[Recorded data]
================================

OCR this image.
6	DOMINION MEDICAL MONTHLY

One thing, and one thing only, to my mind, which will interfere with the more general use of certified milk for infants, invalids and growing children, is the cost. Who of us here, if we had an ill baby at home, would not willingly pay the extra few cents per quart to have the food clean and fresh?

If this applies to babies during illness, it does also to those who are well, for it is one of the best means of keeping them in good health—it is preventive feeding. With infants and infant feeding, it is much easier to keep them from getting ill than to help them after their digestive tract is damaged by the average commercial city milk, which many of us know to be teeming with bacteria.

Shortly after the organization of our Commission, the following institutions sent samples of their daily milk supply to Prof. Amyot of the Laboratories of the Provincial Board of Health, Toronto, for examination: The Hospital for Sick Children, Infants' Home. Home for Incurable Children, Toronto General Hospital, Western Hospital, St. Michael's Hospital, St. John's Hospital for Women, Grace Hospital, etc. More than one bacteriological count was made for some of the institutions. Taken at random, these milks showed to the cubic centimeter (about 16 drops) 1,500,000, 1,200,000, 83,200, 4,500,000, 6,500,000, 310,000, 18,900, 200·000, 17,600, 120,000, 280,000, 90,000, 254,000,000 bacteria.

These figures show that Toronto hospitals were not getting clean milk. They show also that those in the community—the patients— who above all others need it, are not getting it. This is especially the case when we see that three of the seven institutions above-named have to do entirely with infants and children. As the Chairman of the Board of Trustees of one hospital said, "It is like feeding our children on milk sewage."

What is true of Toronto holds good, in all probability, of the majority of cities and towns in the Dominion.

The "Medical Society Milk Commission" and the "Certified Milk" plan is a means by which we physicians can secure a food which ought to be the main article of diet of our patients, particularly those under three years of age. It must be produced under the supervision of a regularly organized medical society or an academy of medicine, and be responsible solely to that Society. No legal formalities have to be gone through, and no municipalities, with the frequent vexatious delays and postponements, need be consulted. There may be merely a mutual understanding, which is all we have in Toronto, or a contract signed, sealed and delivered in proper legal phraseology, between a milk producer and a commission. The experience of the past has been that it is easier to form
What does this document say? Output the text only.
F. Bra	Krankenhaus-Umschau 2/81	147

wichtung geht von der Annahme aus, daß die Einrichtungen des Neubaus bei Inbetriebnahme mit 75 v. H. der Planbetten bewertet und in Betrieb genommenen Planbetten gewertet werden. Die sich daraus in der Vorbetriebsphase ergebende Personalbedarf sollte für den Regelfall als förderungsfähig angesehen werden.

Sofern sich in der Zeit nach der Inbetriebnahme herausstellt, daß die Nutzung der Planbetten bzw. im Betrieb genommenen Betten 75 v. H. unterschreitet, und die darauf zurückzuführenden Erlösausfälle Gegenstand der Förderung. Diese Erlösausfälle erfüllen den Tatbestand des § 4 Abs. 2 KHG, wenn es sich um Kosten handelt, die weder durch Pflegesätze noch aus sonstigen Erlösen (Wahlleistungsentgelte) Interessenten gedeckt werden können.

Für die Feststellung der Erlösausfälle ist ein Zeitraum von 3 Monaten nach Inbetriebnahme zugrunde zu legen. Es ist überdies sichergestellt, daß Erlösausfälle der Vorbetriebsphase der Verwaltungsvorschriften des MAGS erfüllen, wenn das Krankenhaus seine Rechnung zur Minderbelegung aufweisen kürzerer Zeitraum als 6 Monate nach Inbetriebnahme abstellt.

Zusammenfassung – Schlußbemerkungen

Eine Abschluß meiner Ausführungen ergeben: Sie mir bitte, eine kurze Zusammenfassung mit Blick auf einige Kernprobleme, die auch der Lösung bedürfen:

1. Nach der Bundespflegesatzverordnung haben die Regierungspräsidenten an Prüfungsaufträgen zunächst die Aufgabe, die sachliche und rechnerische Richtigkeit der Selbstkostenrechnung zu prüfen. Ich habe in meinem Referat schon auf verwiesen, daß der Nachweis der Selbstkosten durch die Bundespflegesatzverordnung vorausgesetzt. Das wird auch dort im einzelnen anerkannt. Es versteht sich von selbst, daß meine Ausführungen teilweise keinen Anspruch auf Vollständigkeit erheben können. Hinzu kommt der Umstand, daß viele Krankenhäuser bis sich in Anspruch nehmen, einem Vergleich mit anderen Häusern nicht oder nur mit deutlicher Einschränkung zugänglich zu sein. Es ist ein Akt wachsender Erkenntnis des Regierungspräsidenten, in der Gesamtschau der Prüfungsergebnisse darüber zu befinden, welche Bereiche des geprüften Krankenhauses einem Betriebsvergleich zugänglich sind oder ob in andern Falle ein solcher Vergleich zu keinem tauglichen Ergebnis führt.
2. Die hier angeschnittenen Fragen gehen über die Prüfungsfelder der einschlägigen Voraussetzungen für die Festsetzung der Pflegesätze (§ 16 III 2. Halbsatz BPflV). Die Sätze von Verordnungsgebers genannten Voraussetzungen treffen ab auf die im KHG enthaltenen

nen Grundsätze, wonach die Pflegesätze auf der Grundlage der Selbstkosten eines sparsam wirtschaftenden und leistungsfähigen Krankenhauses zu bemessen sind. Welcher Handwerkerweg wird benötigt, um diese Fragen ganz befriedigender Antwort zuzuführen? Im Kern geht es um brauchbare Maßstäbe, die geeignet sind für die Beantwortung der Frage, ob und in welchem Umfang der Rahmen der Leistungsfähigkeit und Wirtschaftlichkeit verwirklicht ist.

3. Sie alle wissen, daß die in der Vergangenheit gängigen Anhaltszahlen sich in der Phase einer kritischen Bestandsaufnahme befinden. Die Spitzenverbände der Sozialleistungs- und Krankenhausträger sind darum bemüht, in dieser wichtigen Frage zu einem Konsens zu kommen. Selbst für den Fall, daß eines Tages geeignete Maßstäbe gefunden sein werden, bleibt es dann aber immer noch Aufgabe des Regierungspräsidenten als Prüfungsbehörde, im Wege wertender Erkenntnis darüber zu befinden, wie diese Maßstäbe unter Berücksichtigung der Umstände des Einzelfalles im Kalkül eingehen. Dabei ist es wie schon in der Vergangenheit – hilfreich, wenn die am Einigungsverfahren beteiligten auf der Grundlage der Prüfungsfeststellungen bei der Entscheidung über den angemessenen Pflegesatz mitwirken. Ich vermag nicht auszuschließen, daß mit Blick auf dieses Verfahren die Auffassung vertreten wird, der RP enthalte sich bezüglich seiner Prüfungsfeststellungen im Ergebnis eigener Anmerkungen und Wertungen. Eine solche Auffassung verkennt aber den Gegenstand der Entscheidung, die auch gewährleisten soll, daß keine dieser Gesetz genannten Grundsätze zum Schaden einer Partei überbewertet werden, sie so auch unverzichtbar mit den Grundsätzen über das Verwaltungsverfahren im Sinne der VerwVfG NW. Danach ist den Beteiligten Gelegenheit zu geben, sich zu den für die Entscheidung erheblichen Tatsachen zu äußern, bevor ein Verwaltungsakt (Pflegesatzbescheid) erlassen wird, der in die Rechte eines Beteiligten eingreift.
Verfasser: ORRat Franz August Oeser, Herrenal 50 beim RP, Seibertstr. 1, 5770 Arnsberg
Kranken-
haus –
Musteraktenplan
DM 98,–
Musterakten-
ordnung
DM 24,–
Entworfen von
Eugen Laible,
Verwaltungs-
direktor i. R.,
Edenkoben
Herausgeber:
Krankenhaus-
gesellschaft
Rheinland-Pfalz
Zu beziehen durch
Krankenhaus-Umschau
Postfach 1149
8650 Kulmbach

================================

## Your task
All the lines above need to be printed again, exactly.

## Task output
OCR this image.
6	DOMINION MEDICAL MONTHLY

One thing, and one thing only, to my mind, which will interfere with the more general use of certified milk for infants, invalids and growing children, is the cost. Who of us here, if we had an ill baby at home, would not willingly pay the extra few cents per quart to have the food clean and fresh?

If this applies to babies during illness, it does also to those who are well, for it is one of the best means of keeping them in good health—it is preventive feeding. With infants and infant feeding, it is much easier to keep them from getting ill than to help them after their digestive tract is damaged by the average commercial city milk, which many of us know to be teeming with bacteria.

Shortly after the organization of our Commission, the following institutions sent samples of their daily milk supply to Prof. Amyot of the Laboratories of the Provincial Board of Health, Toronto, for examination: The Hospital for Sick Children, Infants' Home. Home for Incurable Children, Toronto General Hospital, Western Hospital, St. Michael's Hospital, St. John's Hospital for Women, Grace Hospital, etc. More than one bacteriological count was made for some of the institutions. Taken at random, these milks showed to the cubic centimeter (about 16 drops) 1,500,000, 1,200,000, 83,200, 4,500,000, 6,500,000, 310,000, 18,900, 200·000, 17,600, 120,000, 280,000, 90,000, 254,000,000 bacteria.

These figures show that Toronto hospitals were not getting clean milk. They show also that those in the community—the patients— who above all others need it, are not getting it. This is especially the case when we see that three of the seven institutions above-named have to do entirely with infants and children. As the Chairman of the Board of Trustees of one hospital said, "It is like feeding our children on milk sewage."

What is true of Toronto holds good, in all probability, of the majority of cities and towns in the Dominion.

The "Medical Society Milk Commission" and the "Certified Milk" plan is a means by which we physicians can secure a food which ought to be the main article of diet of our patients, particularly those under three years of age. It must be produced under the supervision of a regularly organized medical society or an academy of medicine, and be responsible solely to that Society. No legal formalities have to be gone through, and no municipalities, with the frequent vexatious delays and postponements, need be consulted. There may be merely a mutual understanding, which is all we have in Toronto, or a contract signed, sealed and delivered in proper legal phraseology, between a milk producer and a commission. The experience of the past has been that it is easier to form
What does this document say? Output the text only.
F. Bra	Krankenhaus-Umschau 2/81	147

wichtung geht von der Annahme aus, daß die Einrichtungen des Neubaus bei Inbetriebnahme mit 75 v. H. der Planbetten bewertet und in Betrieb genommenen Planbetten gewertet werden. Die sich daraus in der Vorbetriebsphase ergebende Personalbedarf sollte für den Regelfall als förderungsfähig angesehen werden.

Sofern sich in der Zeit nach der Inbetriebnahme herausstellt, daß die Nutzung der Planbetten bzw. im Betrieb genommenen Betten 75 v. H. unterschreitet, und die darauf zurückzuführenden Erlösausfälle Gegenstand der Förderung. Diese Erlösausfälle erfüllen den Tatbestand des § 4 Abs. 2 KHG, wenn es sich um Kosten handelt, die weder durch Pflegesätze noch aus sonstigen Erlösen (Wahlleistungsentgelte) Interessenten gedeckt werden können.

Für die Feststellung der Erlösausfälle ist ein Zeitraum von 3 Monaten nach Inbetriebnahme zugrunde zu legen. Es ist überdies sichergestellt, daß Erlösausfälle der Vorbetriebsphase der Verwaltungsvorschriften des MAGS erfüllen, wenn das Krankenhaus seine Rechnung zur Minderbelegung aufweisen kürzerer Zeitraum als 6 Monate nach Inbetriebnahme abstellt.

Zusammenfassung – Schlußbemerkungen

Eine Abschluß meiner Ausführungen ergeben: Sie mir bitte, eine kurze Zusammenfassung mit Blick auf einige Kernprobleme, die auch der Lösung bedürfen:

1. Nach der Bundespflegesatzverordnung haben die Regierungspräsidenten an Prüfungsaufträgen zunächst die Aufgabe, die sachliche und rechnerische Richtigkeit der Selbstkostenrechnung zu prüfen. Ich habe in meinem Referat schon auf verwiesen, daß der Nachweis der Selbstkosten durch die Bundespflegesatzverordnung vorausgesetzt. Das wird auch dort im einzelnen anerkannt. Es versteht sich von selbst, daß meine Ausführungen teilweise keinen Anspruch auf Vollständigkeit erheben können. Hinzu kommt der Umstand, daß viele Krankenhäuser bis sich in Anspruch nehmen, einem Vergleich mit anderen Häusern nicht oder nur mit deutlicher Einschränkung zugänglich zu sein. Es ist ein Akt wachsender Erkenntnis des Regierungspräsidenten, in der Gesamtschau der Prüfungsergebnisse darüber zu befinden, welche Bereiche des geprüften Krankenhauses einem Betriebsvergleich zugänglich sind oder ob in andern Falle ein solcher Vergleich zu keinem tauglichen Ergebnis führt.
2. Die hier angeschnittenen Fragen gehen über die Prüfungsfelder der einschlägigen Voraussetzungen für die Festsetzung der Pflegesätze (§ 16 III 2. Halbsatz BPflV). Die Sätze von Verordnungsgebers genannten Voraussetzungen treffen ab auf die im KHG enthaltenen

nen Grundsätze, wonach die Pflegesätze auf der Grundlage der Selbstkosten eines sparsam wirtschaftenden und leistungsfähigen Krankenhauses zu bemessen sind. Welcher Handwerkerweg wird benötigt, um diese Fragen ganz befriedigender Antwort zuzuführen? Im Kern geht es um brauchbare Maßstäbe, die geeignet sind für die Beantwortung der Frage, ob und in welchem Umfang der Rahmen der Leistungsfähigkeit und Wirtschaftlichkeit verwirklicht ist.

3. Sie alle wissen, daß die in der Vergangenheit gängigen Anhaltszahlen sich in der Phase einer kritischen Bestandsaufnahme befinden. Die Spitzenverbände der Sozialleistungs- und Krankenhausträger sind darum bemüht, in dieser wichtigen Frage zu einem Konsens zu kommen. Selbst für den Fall, daß eines Tages geeignete Maßstäbe gefunden sein werden, bleibt es dann aber immer noch Aufgabe des Regierungspräsidenten als Prüfungsbehörde, im Wege wertender Erkenntnis darüber zu befinden, wie diese Maßstäbe unter Berücksichtigung der Umstände des Einzelfalles im Kalkül eingehen. Dabei ist es wie schon in der Vergangenheit – hilfreich, wenn die am Einigungsverfahren beteiligten auf der Grundlage der Prüfungsfeststellungen bei der Entscheidung über den angemessenen Pflegesatz mitwirken. Ich vermag nicht auszuschließen, daß mit Blick auf dieses Verfahren die Auffassung vertreten wird, der RP enthalte sich bezüglich seiner Prüfungsfeststellungen im Ergebnis eigener Anmerkungen und Wertungen. Eine solche Auffassung verkennt aber den Gegenstand der Entscheidung, die auch gewährleisten soll, daß keine dieser Gesetz genannten Grundsätze zum Schaden einer Partei überbewertet werden, sie so auch unverzichtbar mit den Grundsätzen über das Verwaltungsverfahren im Sinne der VerwVfG NW. Danach ist den Beteiligten Gelegenheit zu geben, sich zu den für die Entscheidung erheblichen Tatsachen zu äußern, bevor ein Verwaltungsakt (Pflegesatzbescheid) erlassen wird, der in die Rechte eines Beteiligten eingreift.
Verfasser: ORRat Franz August Oeser, Herrenal 50 beim RP, Seibertstr. 1, 5770 Arnsberg
Kranken-
haus –
Musteraktenplan
DM 98,–
Musterakten-
ordnung
DM 24,–
Entworfen von
Eugen Laible,
Verwaltungs-
direktor i. R.,
Edenkoben
Herausgeber:
Krankenhaus-
gesellschaft
Rheinland-Pfalz
Zu beziehen durch
Krankenhaus-Umschau
Postfach 1149
8650 Kulmbach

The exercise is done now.